Each record needs to be echoed exactly; can you do that?

───── STORED ROWS

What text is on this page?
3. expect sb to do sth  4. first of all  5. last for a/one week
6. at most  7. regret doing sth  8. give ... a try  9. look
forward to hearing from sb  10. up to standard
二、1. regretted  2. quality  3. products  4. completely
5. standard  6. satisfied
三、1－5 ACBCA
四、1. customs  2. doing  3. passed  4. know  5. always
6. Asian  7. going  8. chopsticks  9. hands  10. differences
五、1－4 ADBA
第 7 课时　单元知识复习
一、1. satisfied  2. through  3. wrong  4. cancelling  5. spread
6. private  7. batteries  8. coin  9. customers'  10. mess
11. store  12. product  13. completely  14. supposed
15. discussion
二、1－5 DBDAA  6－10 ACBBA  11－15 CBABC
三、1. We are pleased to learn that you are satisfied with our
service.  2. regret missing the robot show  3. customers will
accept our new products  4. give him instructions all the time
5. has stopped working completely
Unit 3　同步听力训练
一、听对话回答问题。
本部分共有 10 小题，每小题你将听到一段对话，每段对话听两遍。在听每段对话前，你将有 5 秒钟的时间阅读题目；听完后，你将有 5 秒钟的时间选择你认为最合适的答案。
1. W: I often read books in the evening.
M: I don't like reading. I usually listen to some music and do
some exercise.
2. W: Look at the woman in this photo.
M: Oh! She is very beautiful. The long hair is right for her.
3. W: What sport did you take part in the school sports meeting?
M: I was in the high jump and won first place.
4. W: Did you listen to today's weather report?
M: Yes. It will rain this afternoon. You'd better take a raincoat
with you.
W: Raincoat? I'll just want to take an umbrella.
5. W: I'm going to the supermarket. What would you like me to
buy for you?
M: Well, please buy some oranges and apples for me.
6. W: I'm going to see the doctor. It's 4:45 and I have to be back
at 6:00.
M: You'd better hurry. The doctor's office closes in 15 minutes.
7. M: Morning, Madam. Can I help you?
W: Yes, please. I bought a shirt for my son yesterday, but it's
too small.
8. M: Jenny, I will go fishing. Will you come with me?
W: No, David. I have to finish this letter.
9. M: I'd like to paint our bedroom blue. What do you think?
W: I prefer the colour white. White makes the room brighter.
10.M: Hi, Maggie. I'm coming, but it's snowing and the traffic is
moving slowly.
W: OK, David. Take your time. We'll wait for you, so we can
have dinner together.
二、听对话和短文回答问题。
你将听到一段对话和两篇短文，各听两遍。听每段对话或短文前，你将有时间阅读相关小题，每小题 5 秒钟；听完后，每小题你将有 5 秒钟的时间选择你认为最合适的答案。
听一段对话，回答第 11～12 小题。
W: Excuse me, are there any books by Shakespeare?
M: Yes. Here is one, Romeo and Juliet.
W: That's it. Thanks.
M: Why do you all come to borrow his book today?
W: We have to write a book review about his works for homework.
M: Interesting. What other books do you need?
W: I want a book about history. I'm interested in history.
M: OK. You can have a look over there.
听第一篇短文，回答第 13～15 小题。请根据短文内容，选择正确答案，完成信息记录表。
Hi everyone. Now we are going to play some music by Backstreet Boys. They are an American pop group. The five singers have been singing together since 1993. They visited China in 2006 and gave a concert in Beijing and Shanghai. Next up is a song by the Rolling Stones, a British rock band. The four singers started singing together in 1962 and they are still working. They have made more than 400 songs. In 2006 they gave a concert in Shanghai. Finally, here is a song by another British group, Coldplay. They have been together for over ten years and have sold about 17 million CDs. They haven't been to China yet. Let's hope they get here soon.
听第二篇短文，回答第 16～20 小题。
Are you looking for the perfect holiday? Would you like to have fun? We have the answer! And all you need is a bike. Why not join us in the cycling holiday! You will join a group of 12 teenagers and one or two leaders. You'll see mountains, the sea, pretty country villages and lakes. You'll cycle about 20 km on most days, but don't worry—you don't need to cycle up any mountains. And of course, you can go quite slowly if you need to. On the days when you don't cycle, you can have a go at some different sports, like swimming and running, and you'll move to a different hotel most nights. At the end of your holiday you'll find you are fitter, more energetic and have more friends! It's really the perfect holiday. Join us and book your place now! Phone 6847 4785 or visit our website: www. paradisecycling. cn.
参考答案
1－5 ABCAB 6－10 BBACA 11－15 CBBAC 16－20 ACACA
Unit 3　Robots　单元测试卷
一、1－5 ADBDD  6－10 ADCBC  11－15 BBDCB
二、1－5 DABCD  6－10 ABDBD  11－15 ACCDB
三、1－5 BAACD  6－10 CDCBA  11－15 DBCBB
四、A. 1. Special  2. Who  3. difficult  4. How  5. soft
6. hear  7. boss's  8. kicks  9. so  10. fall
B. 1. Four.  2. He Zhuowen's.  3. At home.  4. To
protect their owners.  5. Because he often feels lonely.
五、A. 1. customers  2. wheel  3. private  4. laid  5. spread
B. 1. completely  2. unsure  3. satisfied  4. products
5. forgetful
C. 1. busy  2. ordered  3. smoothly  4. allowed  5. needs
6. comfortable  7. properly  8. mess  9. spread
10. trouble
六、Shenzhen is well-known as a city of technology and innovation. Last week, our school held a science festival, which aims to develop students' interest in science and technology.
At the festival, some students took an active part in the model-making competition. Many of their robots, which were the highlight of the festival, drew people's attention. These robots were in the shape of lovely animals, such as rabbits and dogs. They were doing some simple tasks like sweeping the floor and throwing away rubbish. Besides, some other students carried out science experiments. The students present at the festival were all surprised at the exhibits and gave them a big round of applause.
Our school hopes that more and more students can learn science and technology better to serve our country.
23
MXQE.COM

──────────

* _ANSWER_:
What text is on this page?
3. expect sb to do sth  4. first of all  5. last for a/one week
6. at most  7. regret doing sth  8. give ... a try  9. look
forward to hearing from sb  10. up to standard
二、1. regretted  2. quality  3. products  4. completely
5. standard  6. satisfied
三、1－5 ACBCA
四、1. customs  2. doing  3. passed  4. know  5. always
6. Asian  7. going  8. chopsticks  9. hands  10. differences
五、1－4 ADBA
第 7 课时　单元知识复习
一、1. satisfied  2. through  3. wrong  4. cancelling  5. spread
6. private  7. batteries  8. coin  9. customers'  10. mess
11. store  12. product  13. completely  14. supposed
15. discussion
二、1－5 DBDAA  6－10 ACBBA  11－15 CBABC
三、1. We are pleased to learn that you are satisfied with our
service.  2. regret missing the robot show  3. customers will
accept our new products  4. give him instructions all the time
5. has stopped working completely
Unit 3　同步听力训练
一、听对话回答问题。
本部分共有 10 小题，每小题你将听到一段对话，每段对话听两遍。在听每段对话前，你将有 5 秒钟的时间阅读题目；听完后，你将有 5 秒钟的时间选择你认为最合适的答案。
1. W: I often read books in the evening.
M: I don't like reading. I usually listen to some music and do
some exercise.
2. W: Look at the woman in this photo.
M: Oh! She is very beautiful. The long hair is right for her.
3. W: What sport did you take part in the school sports meeting?
M: I was in the high jump and won first place.
4. W: Did you listen to today's weather report?
M: Yes. It will rain this afternoon. You'd better take a raincoat
with you.
W: Raincoat? I'll just want to take an umbrella.
5. W: I'm going to the supermarket. What would you like me to
buy for you?
M: Well, please buy some oranges and apples for me.
6. W: I'm going to see the doctor. It's 4:45 and I have to be back
at 6:00.
M: You'd better hurry. The doctor's office closes in 15 minutes.
7. M: Morning, Madam. Can I help you?
W: Yes, please. I bought a shirt for my son yesterday, but it's
too small.
8. M: Jenny, I will go fishing. Will you come with me?
W: No, David. I have to finish this letter.
9. M: I'd like to paint our bedroom blue. What do you think?
W: I prefer the colour white. White makes the room brighter.
10.M: Hi, Maggie. I'm coming, but it's snowing and the traffic is
moving slowly.
W: OK, David. Take your time. We'll wait for you, so we can
have dinner together.
二、听对话和短文回答问题。
你将听到一段对话和两篇短文，各听两遍。听每段对话或短文前，你将有时间阅读相关小题，每小题 5 秒钟；听完后，每小题你将有 5 秒钟的时间选择你认为最合适的答案。
听一段对话，回答第 11～12 小题。
W: Excuse me, are there any books by Shakespeare?
M: Yes. Here is one, Romeo and Juliet.
W: That's it. Thanks.
M: Why do you all come to borrow his book today?
W: We have to write a book review about his works for homework.
M: Interesting. What other books do you need?
W: I want a book about history. I'm interested in history.
M: OK. You can have a look over there.
听第一篇短文，回答第 13～15 小题。请根据短文内容，选择正确答案，完成信息记录表。
Hi everyone. Now we are going to play some music by Backstreet Boys. They are an American pop group. The five singers have been singing together since 1993. They visited China in 2006 and gave a concert in Beijing and Shanghai. Next up is a song by the Rolling Stones, a British rock band. The four singers started singing together in 1962 and they are still working. They have made more than 400 songs. In 2006 they gave a concert in Shanghai. Finally, here is a song by another British group, Coldplay. They have been together for over ten years and have sold about 17 million CDs. They haven't been to China yet. Let's hope they get here soon.
听第二篇短文，回答第 16～20 小题。
Are you looking for the perfect holiday? Would you like to have fun? We have the answer! And all you need is a bike. Why not join us in the cycling holiday! You will join a group of 12 teenagers and one or two leaders. You'll see mountains, the sea, pretty country villages and lakes. You'll cycle about 20 km on most days, but don't worry—you don't need to cycle up any mountains. And of course, you can go quite slowly if you need to. On the days when you don't cycle, you can have a go at some different sports, like swimming and running, and you'll move to a different hotel most nights. At the end of your holiday you'll find you are fitter, more energetic and have more friends! It's really the perfect holiday. Join us and book your place now! Phone 6847 4785 or visit our website: www. paradisecycling. cn.
参考答案
1－5 ABCAB 6－10 BBACA 11－15 CBBAC 16－20 ACACA
Unit 3　Robots　单元测试卷
一、1－5 ADBDD  6－10 ADCBC  11－15 BBDCB
二、1－5 DABCD  6－10 ABDBD  11－15 ACCDB
三、1－5 BAACD  6－10 CDCBA  11－15 DBCBB
四、A. 1. Special  2. Who  3. difficult  4. How  5. soft
6. hear  7. boss's  8. kicks  9. so  10. fall
B. 1. Four.  2. He Zhuowen's.  3. At home.  4. To
protect their owners.  5. Because he often feels lonely.
五、A. 1. customers  2. wheel  3. private  4. laid  5. spread
B. 1. completely  2. unsure  3. satisfied  4. products
5. forgetful
C. 1. busy  2. ordered  3. smoothly  4. allowed  5. needs
6. comfortable  7. properly  8. mess  9. spread
10. trouble
六、Shenzhen is well-known as a city of technology and innovation. Last week, our school held a science festival, which aims to develop students' interest in science and technology.
At the festival, some students took an active part in the model-making competition. Many of their robots, which were the highlight of the festival, drew people's attention. These robots were in the shape of lovely animals, such as rabbits and dogs. They were doing some simple tasks like sweeping the floor and throwing away rubbish. Besides, some other students carried out science experiments. The students present at the festival were all surprised at the exhibits and gave them a big round of applause.
Our school hopes that more and more students can learn science and technology better to serve our country.
23
MXQE.COM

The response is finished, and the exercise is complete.